→ WHAT THIS TASK INVOLVES
Copy out all lines where "ylabel" appears.

→ RECORD SET
==============================
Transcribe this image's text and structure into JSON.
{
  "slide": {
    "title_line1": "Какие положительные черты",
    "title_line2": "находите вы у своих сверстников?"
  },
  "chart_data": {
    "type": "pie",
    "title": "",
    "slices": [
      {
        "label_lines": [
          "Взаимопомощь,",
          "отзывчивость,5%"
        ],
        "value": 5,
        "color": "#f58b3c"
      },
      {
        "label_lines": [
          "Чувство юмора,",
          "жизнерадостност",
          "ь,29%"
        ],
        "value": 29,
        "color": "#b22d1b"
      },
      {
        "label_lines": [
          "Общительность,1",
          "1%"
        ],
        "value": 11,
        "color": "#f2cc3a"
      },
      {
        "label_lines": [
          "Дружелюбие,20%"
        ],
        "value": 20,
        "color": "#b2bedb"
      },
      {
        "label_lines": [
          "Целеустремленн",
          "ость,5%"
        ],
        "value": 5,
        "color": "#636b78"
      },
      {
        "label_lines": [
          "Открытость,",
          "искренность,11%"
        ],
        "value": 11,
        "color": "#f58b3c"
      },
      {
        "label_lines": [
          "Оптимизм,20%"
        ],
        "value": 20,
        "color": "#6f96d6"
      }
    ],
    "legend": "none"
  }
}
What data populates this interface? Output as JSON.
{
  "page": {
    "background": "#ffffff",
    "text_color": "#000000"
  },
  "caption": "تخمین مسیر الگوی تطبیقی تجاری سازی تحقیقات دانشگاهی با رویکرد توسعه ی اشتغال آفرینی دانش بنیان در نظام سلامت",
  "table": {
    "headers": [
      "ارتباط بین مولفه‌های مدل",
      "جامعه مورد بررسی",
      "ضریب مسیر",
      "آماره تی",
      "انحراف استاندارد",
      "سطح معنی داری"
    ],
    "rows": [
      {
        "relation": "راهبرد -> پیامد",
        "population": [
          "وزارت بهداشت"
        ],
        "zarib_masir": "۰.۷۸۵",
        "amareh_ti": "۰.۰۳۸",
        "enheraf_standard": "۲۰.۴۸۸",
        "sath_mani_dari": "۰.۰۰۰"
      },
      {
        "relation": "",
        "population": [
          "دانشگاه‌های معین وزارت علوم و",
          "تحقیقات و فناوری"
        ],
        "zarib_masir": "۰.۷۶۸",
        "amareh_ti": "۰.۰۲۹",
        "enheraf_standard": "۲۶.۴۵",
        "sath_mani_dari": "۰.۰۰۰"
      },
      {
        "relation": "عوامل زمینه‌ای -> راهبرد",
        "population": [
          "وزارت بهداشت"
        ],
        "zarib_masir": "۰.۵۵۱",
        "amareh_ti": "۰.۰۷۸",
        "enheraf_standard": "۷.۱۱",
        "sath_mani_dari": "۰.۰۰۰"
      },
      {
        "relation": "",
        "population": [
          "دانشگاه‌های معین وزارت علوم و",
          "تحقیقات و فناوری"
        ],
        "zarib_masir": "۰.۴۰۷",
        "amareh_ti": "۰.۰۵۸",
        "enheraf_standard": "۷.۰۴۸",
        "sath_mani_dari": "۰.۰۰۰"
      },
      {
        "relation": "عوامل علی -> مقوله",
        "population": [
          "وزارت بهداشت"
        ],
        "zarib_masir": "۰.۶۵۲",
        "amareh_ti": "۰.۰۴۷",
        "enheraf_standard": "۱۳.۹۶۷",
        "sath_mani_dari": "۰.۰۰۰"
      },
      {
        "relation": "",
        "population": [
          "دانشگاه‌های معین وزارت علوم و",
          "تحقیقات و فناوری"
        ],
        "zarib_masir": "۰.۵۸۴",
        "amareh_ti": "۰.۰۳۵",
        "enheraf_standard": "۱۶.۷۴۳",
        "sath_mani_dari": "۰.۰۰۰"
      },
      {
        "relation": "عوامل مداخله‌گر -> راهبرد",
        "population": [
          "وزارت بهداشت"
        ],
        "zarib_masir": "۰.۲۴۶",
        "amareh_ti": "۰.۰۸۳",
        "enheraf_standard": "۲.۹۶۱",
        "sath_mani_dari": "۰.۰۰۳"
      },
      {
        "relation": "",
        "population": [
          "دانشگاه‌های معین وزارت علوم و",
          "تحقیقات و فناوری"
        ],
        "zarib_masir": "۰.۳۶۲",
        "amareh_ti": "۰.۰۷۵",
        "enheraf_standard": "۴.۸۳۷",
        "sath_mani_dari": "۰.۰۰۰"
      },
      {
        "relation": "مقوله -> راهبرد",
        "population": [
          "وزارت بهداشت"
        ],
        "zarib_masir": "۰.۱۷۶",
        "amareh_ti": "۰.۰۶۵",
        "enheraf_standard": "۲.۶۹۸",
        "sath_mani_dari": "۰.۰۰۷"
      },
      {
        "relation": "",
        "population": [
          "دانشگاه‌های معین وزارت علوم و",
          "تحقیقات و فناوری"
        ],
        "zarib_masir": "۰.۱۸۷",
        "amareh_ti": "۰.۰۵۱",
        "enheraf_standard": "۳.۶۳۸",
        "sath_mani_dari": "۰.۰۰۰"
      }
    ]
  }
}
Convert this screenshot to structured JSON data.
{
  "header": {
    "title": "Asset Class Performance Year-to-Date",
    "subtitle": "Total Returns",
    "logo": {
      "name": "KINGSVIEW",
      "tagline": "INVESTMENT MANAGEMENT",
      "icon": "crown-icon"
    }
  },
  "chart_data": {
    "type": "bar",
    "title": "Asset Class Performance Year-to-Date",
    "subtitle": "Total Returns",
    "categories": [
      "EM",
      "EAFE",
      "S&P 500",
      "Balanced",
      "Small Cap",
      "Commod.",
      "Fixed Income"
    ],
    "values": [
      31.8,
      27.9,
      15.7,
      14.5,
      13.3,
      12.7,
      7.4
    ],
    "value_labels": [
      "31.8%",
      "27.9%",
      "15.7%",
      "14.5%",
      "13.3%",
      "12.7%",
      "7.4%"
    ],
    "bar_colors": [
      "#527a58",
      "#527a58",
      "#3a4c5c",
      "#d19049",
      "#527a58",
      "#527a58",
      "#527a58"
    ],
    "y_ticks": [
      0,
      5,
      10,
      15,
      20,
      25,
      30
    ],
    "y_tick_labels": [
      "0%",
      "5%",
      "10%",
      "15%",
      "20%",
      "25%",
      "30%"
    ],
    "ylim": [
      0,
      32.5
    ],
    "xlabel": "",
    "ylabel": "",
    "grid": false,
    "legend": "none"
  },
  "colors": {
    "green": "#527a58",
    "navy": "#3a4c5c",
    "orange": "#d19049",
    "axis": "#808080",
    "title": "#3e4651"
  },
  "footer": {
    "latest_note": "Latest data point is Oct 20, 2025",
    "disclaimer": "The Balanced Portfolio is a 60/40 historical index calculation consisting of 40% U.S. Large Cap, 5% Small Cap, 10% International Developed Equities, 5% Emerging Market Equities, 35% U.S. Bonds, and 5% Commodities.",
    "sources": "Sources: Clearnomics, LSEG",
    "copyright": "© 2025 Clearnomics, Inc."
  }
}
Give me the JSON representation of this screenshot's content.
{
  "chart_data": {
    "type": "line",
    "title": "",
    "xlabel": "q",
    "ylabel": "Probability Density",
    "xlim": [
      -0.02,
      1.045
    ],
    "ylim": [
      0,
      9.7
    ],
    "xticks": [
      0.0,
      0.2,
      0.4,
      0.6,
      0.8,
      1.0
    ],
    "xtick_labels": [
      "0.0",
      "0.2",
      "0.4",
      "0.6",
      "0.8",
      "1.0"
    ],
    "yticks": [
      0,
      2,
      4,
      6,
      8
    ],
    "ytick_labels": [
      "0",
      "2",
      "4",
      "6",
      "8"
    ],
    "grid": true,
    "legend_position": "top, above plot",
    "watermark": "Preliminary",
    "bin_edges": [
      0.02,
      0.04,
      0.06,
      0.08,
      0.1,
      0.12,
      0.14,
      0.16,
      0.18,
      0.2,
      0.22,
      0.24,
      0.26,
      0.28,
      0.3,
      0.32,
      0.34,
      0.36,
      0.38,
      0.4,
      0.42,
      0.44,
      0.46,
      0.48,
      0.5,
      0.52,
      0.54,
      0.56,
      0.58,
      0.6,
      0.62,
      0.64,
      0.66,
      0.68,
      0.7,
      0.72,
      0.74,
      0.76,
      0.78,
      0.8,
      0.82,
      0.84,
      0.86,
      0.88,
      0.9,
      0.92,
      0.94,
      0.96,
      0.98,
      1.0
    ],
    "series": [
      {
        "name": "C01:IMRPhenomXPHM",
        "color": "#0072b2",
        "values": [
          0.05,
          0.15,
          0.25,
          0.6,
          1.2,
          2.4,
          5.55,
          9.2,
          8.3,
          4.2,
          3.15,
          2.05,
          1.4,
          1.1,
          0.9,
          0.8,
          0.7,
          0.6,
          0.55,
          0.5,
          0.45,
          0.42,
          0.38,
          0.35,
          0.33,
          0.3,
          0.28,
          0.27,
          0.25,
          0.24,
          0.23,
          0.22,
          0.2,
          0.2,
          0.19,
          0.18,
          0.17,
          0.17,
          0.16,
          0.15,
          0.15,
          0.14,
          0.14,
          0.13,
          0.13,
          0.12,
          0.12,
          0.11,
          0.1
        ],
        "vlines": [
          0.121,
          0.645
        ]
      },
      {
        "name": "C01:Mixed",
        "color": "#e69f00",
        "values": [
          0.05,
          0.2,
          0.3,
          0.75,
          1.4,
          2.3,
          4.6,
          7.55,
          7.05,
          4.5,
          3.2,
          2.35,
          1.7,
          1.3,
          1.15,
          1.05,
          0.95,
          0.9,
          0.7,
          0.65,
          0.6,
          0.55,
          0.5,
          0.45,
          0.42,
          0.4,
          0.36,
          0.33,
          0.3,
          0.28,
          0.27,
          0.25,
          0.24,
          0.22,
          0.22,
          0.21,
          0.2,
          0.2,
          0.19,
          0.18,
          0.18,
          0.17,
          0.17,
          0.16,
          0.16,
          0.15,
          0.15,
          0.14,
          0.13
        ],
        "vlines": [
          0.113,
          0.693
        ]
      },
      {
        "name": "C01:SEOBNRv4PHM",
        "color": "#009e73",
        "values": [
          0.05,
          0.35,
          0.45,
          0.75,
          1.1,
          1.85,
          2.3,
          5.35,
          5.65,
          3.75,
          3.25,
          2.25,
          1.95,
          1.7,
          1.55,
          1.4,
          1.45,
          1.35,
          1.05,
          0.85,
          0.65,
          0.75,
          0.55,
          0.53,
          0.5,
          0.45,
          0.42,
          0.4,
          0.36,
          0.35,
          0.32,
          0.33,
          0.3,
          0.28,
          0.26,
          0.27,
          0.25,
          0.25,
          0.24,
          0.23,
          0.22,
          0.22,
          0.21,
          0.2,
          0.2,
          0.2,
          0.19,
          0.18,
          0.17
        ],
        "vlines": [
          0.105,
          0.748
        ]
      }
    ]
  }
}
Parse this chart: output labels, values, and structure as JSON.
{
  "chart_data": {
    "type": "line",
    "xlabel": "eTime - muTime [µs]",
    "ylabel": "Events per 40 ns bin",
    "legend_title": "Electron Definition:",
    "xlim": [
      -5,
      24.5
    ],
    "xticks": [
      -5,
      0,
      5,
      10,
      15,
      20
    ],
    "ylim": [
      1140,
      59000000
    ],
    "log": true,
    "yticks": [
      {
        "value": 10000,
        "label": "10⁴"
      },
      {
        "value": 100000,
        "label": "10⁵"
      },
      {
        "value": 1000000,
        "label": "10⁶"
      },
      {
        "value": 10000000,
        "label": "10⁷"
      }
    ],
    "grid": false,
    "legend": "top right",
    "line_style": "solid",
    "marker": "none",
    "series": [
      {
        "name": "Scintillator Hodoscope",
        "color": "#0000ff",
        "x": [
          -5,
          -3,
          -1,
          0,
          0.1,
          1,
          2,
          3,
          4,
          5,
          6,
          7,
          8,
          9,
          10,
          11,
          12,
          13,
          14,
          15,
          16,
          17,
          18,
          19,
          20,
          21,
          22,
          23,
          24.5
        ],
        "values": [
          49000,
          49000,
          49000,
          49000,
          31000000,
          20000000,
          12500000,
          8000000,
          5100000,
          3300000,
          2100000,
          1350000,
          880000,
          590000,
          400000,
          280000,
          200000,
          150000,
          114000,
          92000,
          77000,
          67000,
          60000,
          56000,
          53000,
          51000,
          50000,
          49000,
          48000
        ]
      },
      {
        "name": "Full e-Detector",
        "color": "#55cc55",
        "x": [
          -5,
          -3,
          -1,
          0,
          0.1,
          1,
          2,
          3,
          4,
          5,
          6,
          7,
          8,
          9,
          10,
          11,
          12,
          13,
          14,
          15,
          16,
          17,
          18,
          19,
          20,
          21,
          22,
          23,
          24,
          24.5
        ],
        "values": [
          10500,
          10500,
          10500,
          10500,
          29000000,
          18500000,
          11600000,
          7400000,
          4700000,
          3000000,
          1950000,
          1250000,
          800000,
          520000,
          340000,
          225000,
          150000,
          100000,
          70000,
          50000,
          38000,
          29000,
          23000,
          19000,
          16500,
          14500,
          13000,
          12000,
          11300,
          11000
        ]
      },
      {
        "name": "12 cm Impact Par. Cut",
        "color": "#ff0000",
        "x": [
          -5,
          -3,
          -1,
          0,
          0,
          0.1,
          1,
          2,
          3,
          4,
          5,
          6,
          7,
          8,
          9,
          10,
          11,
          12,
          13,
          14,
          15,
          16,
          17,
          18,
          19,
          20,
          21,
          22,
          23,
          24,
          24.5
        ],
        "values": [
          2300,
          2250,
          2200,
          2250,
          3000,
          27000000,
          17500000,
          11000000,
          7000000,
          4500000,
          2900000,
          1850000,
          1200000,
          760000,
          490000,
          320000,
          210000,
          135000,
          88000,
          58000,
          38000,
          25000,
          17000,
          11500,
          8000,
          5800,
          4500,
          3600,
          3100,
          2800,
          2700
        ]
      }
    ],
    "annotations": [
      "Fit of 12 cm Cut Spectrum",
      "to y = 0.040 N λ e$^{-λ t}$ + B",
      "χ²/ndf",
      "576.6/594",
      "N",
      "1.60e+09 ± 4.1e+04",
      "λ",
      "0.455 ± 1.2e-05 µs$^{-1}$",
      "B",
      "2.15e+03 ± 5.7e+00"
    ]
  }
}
==============================
→ TASK SOLUTION
    "ylabel": "",
    "ylabel": "Probability Density",
    "ylabel": "Events per 40 ns bin",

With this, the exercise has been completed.